* **DATA FOR THIS TASK**
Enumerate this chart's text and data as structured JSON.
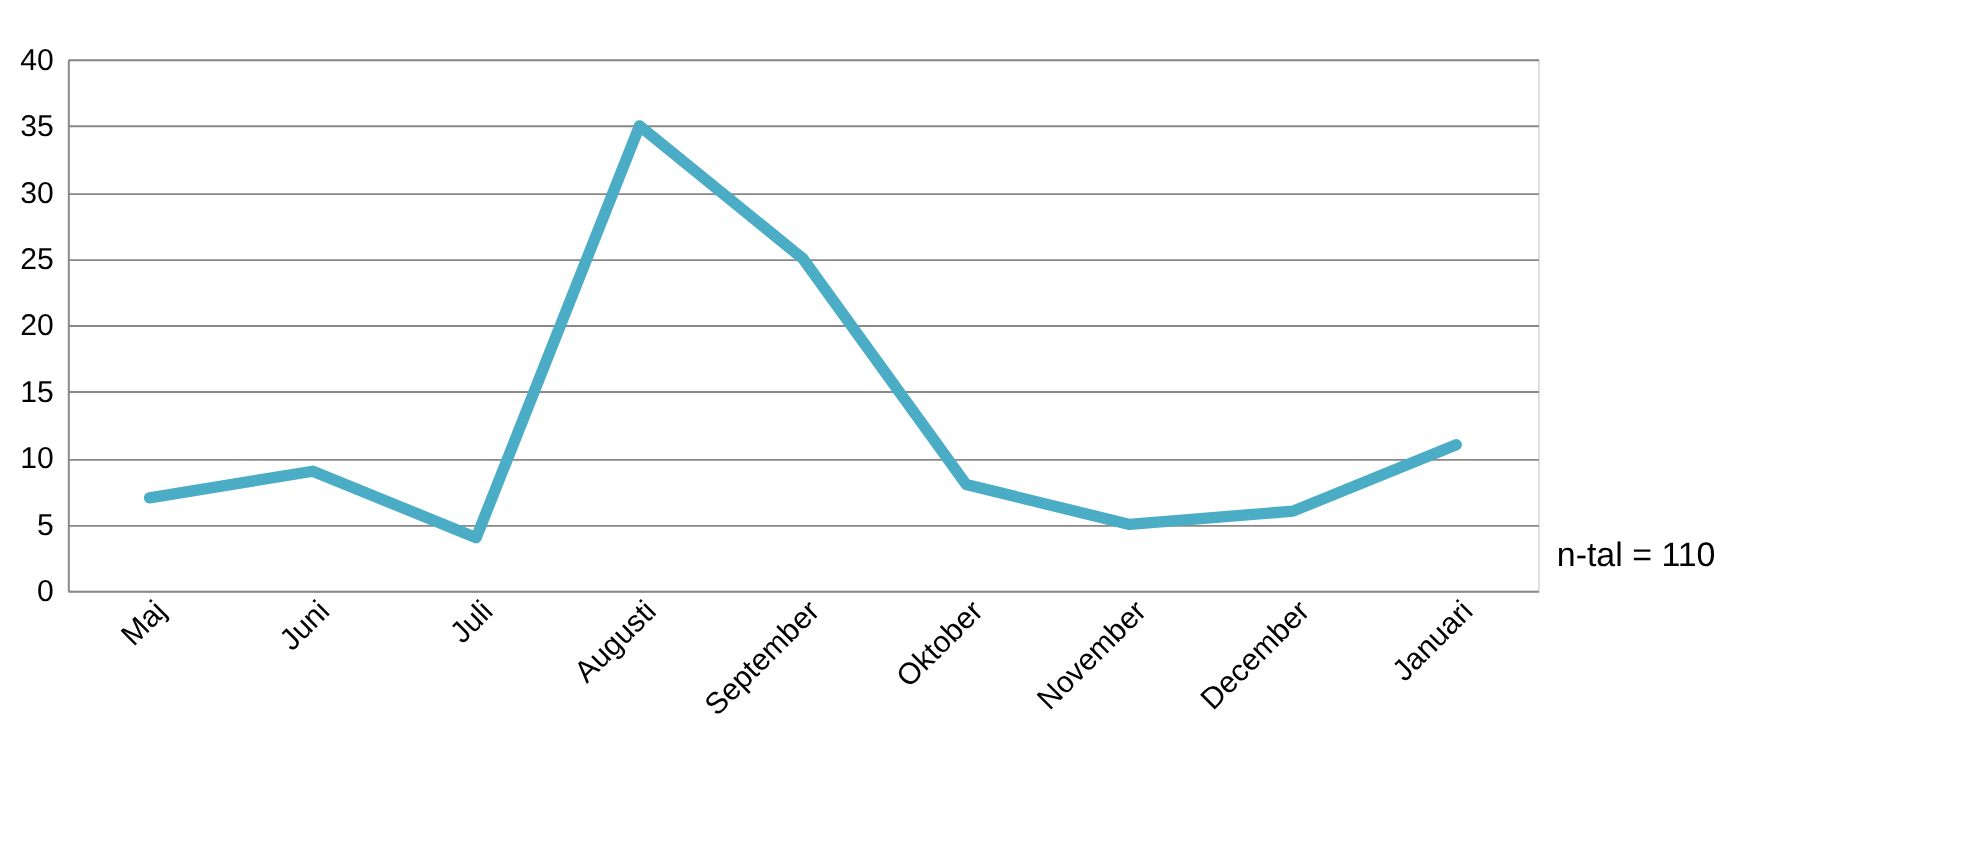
{
  "chart_data": {
    "type": "line",
    "categories": [
      "Maj",
      "Juni",
      "Juli",
      "Augusti",
      "September",
      "Oktober",
      "November",
      "December",
      "Januari"
    ],
    "series": [
      {
        "color": "#4bacc6",
        "values": [
          7,
          9,
          4,
          35,
          25,
          8,
          5,
          6,
          11
        ]
      }
    ],
    "ylim": [
      0,
      40
    ],
    "yticks": [
      0,
      5,
      10,
      15,
      20,
      25,
      30,
      35,
      40
    ],
    "grid": "y",
    "annotations": [
      "n-tal = 110"
    ]
  }
}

* **WHAT YOU HAVE TO DO**
Images should not appear in the copy; retype the listing above exactly.

* **RESULT**
Enumerate this chart's text and data as structured JSON.
{
  "chart_data": {
    "type": "line",
    "categories": [
      "Maj",
      "Juni",
      "Juli",
      "Augusti",
      "September",
      "Oktober",
      "November",
      "December",
      "Januari"
    ],
    "series": [
      {
        "color": "#4bacc6",
        "values": [
          7,
          9,
          4,
          35,
          25,
          8,
          5,
          6,
          11
        ]
      }
    ],
    "ylim": [
      0,
      40
    ],
    "yticks": [
      0,
      5,
      10,
      15,
      20,
      25,
      30,
      35,
      40
    ],
    "grid": "y",
    "annotations": [
      "n-tal = 110"
    ]
  }
}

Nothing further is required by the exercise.